## Extrait cité

____

ALORS D'UNE PART QUE la preuve des heures supplémentaires n'incombe spécialement à aucune des deux parties et si l'employeur doit fournir des éléments de nature à justifier des horaires effectivement réalisés par le salarié, il appartient cependant à ce dernier de fournir préalablement au juge des éléments de nature à étayer se demande, dont le juge doit vérifier le caractère suffisamment précis, la vraisemblance et la cohérence ; qu'en se bornant à affirmer que Madame X... étayait sa demande par la production de fiches détaillant jour par jour le nombre d'heures de travail et d'heures supplémentaires qu'elle affirme avoir effectuées sans rechercher, comme elle y était invitée, si le niveau d'activité du magasin et la chute de son chiffre d'affaires ne révélaient pas le manque de sérieux et l'incohérence du relevé de prétendues heures supplémentaires établi de façon unilatérale par la salariée, la Cour d'appel a privé sa décision de base légale au regard de l'article L.3171-4 du Code du travail ;

ALORS D'AUTRE PART, et en tout état de cause, QUE seules les heures supplémentaires effectuées à la demande ou au moins avec l'accord de l'employeur peuvent donner lieu à rémunération ; qu'en affirmant que la société OFFICE PARTNER FRANCE avait consenti implicitement à l'exécution par Madame X... d'heures supplémentaires, même au-delà des 39 heures hebdomadaires contractuellement convenues, au seul vu de documents de paye faisant ressortir uniquement le paiement d'heures supplémentaires à Madame X... et d'autres salariés de la 36ème à la 39ème heure hebdomadaire de travail et des mentions du contrat de travail de la salariée en date du 27 mars 2009 prévoyant que des heures supplémentaires pourraient éventuellement lui être demandées, quand il était par ailleurs soutenu par la société OFFICE PARTNER FRANCE que le contrat de travail en vigueur au cours de la période antérieure au 27 mars 2009, au titre de laquelle était revendiquées les heures supplémentaires contestées, interdisait à la salariée d'effectuer de sa propre initiative des heures supplémentaires au-delà de son horaire mensuel de 169 heures, les subordonnant à l'accord écrit de l'employeur, la Cour d'appel qui n'a pas caractérisé l'existence d'un accord de l'employeur au moins implicite à l'accomplissement d'heures supplémentaires par la salariée au-delà de la 39ème heure hebdomadaire de travail, a privé sa décision de base légale au regard des articles L.3121-22 et L.3171-4 du Code du travail ;

ET ALORS ENFIN QUE la Cour d'appel qui, pour faire droit à la demande de la salariée, a déduit l'existence d'un accord implicite de l'employeur à l'exécution d'heures supplémentaires de ce que la présence tardive de Madame X... dans les locaux était connue de la société, sans qu'il ressorte d'aucune de ses constatations que l'exécution d'heures supplémentaires au-delà de la durée du travail convenue ait été rendue nécessaire par l'ampleur de la tâche confiée à l'intéressée, a de nouveau privé sa décision de base légale au regard des articles L.3121-22 et L.3191-4 du Code du travail.

____

## Données fournies

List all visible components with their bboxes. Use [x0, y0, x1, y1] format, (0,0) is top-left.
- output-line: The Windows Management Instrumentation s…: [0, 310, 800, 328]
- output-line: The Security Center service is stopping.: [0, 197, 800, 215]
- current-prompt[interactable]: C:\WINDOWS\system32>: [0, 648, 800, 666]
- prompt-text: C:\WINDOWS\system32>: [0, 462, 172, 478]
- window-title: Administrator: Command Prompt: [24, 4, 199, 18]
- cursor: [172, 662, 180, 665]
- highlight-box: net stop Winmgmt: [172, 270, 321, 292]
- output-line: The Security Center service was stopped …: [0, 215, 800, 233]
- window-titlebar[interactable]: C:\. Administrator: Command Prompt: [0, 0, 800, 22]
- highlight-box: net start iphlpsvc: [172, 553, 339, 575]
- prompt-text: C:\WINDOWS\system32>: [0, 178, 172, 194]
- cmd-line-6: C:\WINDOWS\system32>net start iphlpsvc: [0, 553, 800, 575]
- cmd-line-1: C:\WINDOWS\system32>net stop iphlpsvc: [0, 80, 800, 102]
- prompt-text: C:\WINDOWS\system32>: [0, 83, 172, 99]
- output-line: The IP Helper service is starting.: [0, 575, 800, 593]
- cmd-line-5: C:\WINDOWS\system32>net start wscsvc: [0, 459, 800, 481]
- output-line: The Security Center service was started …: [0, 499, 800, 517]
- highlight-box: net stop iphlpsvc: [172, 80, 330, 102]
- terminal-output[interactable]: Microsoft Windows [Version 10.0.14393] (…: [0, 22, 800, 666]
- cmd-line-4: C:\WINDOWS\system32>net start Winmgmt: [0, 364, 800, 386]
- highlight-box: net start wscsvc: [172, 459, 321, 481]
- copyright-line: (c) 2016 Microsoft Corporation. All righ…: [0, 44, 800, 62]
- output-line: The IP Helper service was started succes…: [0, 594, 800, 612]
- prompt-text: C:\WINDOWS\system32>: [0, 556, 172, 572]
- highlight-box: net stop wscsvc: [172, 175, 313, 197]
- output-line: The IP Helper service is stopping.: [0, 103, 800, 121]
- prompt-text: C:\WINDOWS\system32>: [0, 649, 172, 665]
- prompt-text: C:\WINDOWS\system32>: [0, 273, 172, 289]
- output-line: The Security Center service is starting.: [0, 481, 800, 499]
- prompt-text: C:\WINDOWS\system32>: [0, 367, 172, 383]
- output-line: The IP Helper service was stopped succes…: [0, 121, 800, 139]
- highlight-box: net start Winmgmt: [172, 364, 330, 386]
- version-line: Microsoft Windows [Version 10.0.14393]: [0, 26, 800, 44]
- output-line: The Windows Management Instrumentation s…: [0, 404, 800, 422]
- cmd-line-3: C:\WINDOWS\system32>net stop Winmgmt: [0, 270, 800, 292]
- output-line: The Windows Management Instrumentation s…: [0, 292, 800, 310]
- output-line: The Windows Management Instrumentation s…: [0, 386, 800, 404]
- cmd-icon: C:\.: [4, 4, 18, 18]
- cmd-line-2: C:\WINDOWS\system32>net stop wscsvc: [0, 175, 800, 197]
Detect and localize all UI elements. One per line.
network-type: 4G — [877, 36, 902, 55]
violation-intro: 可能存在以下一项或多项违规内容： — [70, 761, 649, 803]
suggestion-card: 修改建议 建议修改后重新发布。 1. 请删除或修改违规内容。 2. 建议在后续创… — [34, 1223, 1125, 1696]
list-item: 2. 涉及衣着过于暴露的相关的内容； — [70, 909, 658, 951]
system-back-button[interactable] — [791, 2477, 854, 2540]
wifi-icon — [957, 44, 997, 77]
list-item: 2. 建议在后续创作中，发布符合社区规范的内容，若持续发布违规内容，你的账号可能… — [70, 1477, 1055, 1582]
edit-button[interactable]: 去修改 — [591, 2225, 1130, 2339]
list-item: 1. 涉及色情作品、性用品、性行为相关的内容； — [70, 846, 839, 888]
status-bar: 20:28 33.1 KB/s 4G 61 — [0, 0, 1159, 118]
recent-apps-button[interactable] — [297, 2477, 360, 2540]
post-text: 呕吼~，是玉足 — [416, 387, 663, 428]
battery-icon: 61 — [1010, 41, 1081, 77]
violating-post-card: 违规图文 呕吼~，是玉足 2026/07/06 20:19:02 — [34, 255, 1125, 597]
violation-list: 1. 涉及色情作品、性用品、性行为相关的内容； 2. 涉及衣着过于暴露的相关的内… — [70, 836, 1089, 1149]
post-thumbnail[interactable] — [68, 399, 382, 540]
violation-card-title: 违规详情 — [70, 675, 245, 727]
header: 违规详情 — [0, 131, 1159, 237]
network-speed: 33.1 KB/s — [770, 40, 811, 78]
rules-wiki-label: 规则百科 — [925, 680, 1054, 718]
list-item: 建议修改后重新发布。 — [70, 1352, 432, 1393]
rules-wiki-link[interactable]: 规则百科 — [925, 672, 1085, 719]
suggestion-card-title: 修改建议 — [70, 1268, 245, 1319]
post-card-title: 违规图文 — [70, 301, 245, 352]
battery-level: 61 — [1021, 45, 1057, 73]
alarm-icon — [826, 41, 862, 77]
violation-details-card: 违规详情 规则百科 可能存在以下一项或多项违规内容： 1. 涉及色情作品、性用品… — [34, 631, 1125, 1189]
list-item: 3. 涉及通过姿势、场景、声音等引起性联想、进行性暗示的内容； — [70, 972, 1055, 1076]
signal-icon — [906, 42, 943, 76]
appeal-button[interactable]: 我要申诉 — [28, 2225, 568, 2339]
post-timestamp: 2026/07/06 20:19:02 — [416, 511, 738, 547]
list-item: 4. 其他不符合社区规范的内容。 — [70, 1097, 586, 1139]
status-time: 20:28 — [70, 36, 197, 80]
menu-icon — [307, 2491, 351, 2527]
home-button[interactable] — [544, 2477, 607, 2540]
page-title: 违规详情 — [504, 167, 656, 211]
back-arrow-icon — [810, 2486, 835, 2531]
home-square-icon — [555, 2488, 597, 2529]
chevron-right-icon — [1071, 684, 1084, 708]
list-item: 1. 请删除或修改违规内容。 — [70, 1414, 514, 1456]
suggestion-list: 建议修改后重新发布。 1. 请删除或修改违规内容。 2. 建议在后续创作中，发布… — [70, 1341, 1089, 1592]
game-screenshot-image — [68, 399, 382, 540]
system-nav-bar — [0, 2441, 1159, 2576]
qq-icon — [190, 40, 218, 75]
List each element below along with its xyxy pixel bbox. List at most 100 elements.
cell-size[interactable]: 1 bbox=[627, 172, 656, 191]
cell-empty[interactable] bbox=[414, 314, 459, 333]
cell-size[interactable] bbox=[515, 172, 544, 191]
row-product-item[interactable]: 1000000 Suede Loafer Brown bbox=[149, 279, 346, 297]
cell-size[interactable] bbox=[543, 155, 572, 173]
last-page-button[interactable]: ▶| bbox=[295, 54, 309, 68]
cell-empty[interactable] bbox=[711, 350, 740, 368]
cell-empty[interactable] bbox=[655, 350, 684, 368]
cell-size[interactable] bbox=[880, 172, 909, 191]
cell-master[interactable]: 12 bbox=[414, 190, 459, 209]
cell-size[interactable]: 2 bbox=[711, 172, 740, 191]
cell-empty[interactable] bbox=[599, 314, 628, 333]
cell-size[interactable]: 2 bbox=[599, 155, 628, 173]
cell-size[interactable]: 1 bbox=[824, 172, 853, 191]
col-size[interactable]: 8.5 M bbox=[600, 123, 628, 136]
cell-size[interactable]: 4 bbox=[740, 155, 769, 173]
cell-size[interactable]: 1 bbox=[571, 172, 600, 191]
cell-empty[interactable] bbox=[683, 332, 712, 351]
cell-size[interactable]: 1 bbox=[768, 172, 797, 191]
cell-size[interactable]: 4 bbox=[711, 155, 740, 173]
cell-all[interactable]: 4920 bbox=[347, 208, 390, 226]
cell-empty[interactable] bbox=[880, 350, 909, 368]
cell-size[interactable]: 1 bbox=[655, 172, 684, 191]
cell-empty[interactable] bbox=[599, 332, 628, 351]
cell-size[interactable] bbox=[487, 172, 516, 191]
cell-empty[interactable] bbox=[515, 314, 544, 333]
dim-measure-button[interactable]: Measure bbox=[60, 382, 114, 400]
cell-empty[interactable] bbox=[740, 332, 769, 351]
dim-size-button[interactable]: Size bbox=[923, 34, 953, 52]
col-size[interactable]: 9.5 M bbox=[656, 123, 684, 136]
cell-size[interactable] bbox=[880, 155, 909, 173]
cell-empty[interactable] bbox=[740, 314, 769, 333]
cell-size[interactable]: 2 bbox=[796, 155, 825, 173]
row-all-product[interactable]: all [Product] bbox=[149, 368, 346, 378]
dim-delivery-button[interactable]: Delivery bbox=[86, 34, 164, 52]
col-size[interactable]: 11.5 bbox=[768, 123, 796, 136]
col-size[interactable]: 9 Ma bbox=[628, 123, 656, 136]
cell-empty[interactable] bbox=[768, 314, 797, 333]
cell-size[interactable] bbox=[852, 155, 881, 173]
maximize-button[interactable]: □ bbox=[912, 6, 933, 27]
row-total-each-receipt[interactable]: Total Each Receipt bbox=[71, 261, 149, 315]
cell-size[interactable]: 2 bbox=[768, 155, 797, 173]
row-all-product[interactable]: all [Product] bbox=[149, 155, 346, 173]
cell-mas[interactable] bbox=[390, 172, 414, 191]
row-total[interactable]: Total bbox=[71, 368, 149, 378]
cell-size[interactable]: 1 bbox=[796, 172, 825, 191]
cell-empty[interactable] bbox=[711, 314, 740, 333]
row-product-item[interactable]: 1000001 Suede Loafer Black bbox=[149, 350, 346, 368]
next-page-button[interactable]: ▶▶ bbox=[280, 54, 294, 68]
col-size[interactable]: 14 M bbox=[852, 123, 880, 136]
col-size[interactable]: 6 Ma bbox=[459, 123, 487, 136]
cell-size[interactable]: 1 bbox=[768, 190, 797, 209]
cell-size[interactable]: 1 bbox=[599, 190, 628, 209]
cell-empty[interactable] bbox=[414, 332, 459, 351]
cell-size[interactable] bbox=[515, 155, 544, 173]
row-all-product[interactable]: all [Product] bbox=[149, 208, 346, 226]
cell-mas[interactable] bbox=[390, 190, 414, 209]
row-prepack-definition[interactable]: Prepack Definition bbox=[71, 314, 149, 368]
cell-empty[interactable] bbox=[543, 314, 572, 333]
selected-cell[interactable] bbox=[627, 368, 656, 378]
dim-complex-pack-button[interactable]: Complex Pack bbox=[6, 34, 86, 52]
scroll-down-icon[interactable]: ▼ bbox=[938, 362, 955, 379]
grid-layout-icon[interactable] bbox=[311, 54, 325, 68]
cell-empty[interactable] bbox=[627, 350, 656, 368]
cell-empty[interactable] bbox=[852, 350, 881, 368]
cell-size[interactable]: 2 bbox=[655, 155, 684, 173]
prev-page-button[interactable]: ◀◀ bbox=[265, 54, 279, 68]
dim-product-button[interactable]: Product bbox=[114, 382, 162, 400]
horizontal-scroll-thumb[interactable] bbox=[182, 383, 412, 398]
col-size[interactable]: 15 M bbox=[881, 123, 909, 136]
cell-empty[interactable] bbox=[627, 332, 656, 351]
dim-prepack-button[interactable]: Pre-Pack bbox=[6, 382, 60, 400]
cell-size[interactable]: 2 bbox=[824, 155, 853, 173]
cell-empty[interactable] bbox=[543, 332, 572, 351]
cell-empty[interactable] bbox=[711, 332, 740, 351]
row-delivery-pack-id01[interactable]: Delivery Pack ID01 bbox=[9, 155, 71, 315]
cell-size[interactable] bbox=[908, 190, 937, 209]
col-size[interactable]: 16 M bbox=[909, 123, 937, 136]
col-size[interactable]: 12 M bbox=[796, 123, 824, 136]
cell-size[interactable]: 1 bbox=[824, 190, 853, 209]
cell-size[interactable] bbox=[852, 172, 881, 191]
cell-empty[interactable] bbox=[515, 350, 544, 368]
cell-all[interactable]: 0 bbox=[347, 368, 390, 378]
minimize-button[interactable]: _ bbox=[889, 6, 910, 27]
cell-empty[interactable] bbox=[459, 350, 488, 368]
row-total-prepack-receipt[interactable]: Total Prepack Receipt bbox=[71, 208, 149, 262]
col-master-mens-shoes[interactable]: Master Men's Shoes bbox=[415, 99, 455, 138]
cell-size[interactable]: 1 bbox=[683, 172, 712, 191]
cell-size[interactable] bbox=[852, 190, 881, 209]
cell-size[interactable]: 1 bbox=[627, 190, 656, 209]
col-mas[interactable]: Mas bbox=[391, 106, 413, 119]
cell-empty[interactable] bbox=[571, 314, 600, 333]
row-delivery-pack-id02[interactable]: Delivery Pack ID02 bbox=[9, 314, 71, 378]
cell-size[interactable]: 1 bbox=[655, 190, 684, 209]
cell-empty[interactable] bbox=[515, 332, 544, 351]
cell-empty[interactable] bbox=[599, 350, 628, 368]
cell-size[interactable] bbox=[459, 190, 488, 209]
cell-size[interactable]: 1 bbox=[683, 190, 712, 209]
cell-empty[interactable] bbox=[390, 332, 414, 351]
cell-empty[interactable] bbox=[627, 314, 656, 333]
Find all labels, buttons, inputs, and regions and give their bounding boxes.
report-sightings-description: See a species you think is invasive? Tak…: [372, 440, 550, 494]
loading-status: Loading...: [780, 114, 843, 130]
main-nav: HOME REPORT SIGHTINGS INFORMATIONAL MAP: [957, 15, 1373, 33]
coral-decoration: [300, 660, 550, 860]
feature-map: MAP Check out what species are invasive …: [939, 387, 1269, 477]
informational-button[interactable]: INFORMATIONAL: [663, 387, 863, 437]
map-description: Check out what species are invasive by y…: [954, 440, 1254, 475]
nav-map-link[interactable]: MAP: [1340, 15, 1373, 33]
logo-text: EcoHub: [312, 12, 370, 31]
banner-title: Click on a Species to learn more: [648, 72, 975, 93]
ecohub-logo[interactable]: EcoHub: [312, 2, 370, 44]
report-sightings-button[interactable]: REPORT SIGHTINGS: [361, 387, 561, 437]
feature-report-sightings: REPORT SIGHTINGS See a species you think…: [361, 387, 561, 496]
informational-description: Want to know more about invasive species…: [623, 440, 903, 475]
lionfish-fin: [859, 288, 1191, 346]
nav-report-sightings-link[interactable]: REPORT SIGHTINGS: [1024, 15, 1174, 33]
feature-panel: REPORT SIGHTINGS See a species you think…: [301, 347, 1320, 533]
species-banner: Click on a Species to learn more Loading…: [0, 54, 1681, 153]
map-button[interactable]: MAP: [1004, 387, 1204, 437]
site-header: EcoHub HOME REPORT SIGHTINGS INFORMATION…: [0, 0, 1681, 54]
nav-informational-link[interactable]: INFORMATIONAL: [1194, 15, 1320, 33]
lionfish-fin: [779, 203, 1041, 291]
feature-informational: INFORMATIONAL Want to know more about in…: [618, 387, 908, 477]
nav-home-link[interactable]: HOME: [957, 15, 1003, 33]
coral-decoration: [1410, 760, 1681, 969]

____

## Consigne
Recopiez intégralement l'extrait sur les heures supplémentaires, sans y changer un seul mot. Ne vous servez que de l'extrait.

## Réponse
ALORS D'UNE PART QUE la preuve des heures supplémentaires n'incombe spécialement à aucune des deux parties et si l'employeur doit fournir des éléments de nature à justifier des horaires effectivement réalisés par le salarié, il appartient cependant à ce dernier de fournir préalablement au juge des éléments de nature à étayer se demande, dont le juge doit vérifier le caractère suffisamment précis, la vraisemblance et la cohérence ; qu'en se bornant à affirmer que Madame X... étayait sa demande par la production de fiches détaillant jour par jour le nombre d'heures de travail et d'heures supplémentaires qu'elle affirme avoir effectuées sans rechercher, comme elle y était invitée, si le niveau d'activité du magasin et la chute de son chiffre d'affaires ne révélaient pas le manque de sérieux et l'incohérence du relevé de prétendues heures supplémentaires établi de façon unilatérale par la salariée, la Cour d'appel a privé sa décision de base légale au regard de l'article L.3171-4 du Code du travail ;

ALORS D'AUTRE PART, et en tout état de cause, QUE seules les heures supplémentaires effectuées à la demande ou au moins avec l'accord de l'employeur peuvent donner lieu à rémunération ; qu'en affirmant que la société OFFICE PARTNER FRANCE avait consenti implicitement à l'exécution par Madame X... d'heures supplémentaires, même au-delà des 39 heures hebdomadaires contractuellement convenues, au seul vu de documents de paye faisant ressortir uniquement le paiement d'heures supplémentaires à Madame X... et d'autres salariés de la 36ème à la 39ème heure hebdomadaire de travail et des mentions du contrat de travail de la salariée en date du 27 mars 2009 prévoyant que des heures supplémentaires pourraient éventuellement lui être demandées, quand il était par ailleurs soutenu par la société OFFICE PARTNER FRANCE que le contrat de travail en vigueur au cours de la période antérieure au 27 mars 2009, au titre de laquelle était revendiquées les heures supplémentaires contestées, interdisait à la salariée d'effectuer de sa propre initiative des heures supplémentaires au-delà de son horaire mensuel de 169 heures, les subordonnant à l'accord écrit de l'employeur, la Cour d'appel qui n'a pas caractérisé l'existence d'un accord de l'employeur au moins implicite à l'accomplissement d'heures supplémentaires par la salariée au-delà de la 39ème heure hebdomadaire de travail, a privé sa décision de base légale au regard des articles L.3121-22 et L.3171-4 du Code du travail ;

ET ALORS ENFIN QUE la Cour d'appel qui, pour faire droit à la demande de la salariée, a déduit l'existence d'un accord implicite de l'employeur à l'exécution d'heures supplémentaires de ce que la présence tardive de Madame X... dans les locaux était connue de la société, sans qu'il ressorte d'aucune de ses constatations que l'exécution d'heures supplémentaires au-delà de la durée du travail convenue ait été rendue nécessaire par l'ampleur de la tâche confiée à l'intéressée, a de nouveau privé sa décision de base légale au regard des articles L.3121-22 et L.3191-4 du Code du travail.